Do this –
Return the full listing exactly as it is written.

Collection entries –

------------------------------

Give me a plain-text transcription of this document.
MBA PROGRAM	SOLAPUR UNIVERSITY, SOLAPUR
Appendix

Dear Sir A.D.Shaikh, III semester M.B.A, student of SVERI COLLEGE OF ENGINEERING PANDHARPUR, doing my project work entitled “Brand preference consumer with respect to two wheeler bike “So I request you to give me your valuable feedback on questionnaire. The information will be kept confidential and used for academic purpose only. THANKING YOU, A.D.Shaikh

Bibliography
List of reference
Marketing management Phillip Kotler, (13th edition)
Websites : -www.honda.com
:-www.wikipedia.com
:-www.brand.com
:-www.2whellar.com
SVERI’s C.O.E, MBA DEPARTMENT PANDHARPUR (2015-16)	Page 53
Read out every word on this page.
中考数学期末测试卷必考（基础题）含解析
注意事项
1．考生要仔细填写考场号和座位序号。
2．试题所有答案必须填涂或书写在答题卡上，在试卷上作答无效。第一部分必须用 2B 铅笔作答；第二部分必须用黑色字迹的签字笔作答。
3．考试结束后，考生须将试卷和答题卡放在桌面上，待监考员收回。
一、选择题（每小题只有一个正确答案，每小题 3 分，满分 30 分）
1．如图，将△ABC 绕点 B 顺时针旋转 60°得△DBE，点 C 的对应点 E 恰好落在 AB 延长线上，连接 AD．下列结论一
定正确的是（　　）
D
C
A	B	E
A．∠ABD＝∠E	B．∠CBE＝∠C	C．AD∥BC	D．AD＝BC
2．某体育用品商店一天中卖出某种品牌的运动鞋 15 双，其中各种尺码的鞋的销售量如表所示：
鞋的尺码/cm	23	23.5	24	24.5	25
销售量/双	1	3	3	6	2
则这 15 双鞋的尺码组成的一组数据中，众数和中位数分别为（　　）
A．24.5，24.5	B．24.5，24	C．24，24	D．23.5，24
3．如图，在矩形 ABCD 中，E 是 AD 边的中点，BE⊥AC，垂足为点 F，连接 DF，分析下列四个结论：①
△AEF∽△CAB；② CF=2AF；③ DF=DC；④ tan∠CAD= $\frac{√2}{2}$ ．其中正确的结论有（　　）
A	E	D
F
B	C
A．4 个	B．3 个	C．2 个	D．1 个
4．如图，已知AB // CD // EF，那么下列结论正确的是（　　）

------------------------------

Exercise solution –
Give me a plain-text transcription of this document.
MBA PROGRAM	SOLAPUR UNIVERSITY, SOLAPUR
Appendix

Dear Sir A.D.Shaikh, III semester M.B.A, student of SVERI COLLEGE OF ENGINEERING PANDHARPUR, doing my project work entitled “Brand preference consumer with respect to two wheeler bike “So I request you to give me your valuable feedback on questionnaire. The information will be kept confidential and used for academic purpose only. THANKING YOU, A.D.Shaikh

Bibliography
List of reference
Marketing management Phillip Kotler, (13th edition)
Websites : -www.honda.com
:-www.wikipedia.com
:-www.brand.com
:-www.2whellar.com
SVERI’s C.O.E, MBA DEPARTMENT PANDHARPUR (2015-16)	Page 53
Read out every word on this page.
中考数学期末测试卷必考（基础题）含解析
注意事项
1．考生要仔细填写考场号和座位序号。
2．试题所有答案必须填涂或书写在答题卡上，在试卷上作答无效。第一部分必须用 2B 铅笔作答；第二部分必须用黑色字迹的签字笔作答。
3．考试结束后，考生须将试卷和答题卡放在桌面上，待监考员收回。
一、选择题（每小题只有一个正确答案，每小题 3 分，满分 30 分）
1．如图，将△ABC 绕点 B 顺时针旋转 60°得△DBE，点 C 的对应点 E 恰好落在 AB 延长线上，连接 AD．下列结论一
定正确的是（　　）
D
C
A	B	E
A．∠ABD＝∠E	B．∠CBE＝∠C	C．AD∥BC	D．AD＝BC
2．某体育用品商店一天中卖出某种品牌的运动鞋 15 双，其中各种尺码的鞋的销售量如表所示：
鞋的尺码/cm	23	23.5	24	24.5	25
销售量/双	1	3	3	6	2
则这 15 双鞋的尺码组成的一组数据中，众数和中位数分别为（　　）
A．24.5，24.5	B．24.5，24	C．24，24	D．23.5，24
3．如图，在矩形 ABCD 中，E 是 AD 边的中点，BE⊥AC，垂足为点 F，连接 DF，分析下列四个结论：①
△AEF∽△CAB；② CF=2AF；③ DF=DC；④ tan∠CAD= $\frac{√2}{2}$ ．其中正确的结论有（　　）
A	E	D
F
B	C
A．4 个	B．3 个	C．2 个	D．1 个
4．如图，已知AB // CD // EF，那么下列结论正确的是（　　）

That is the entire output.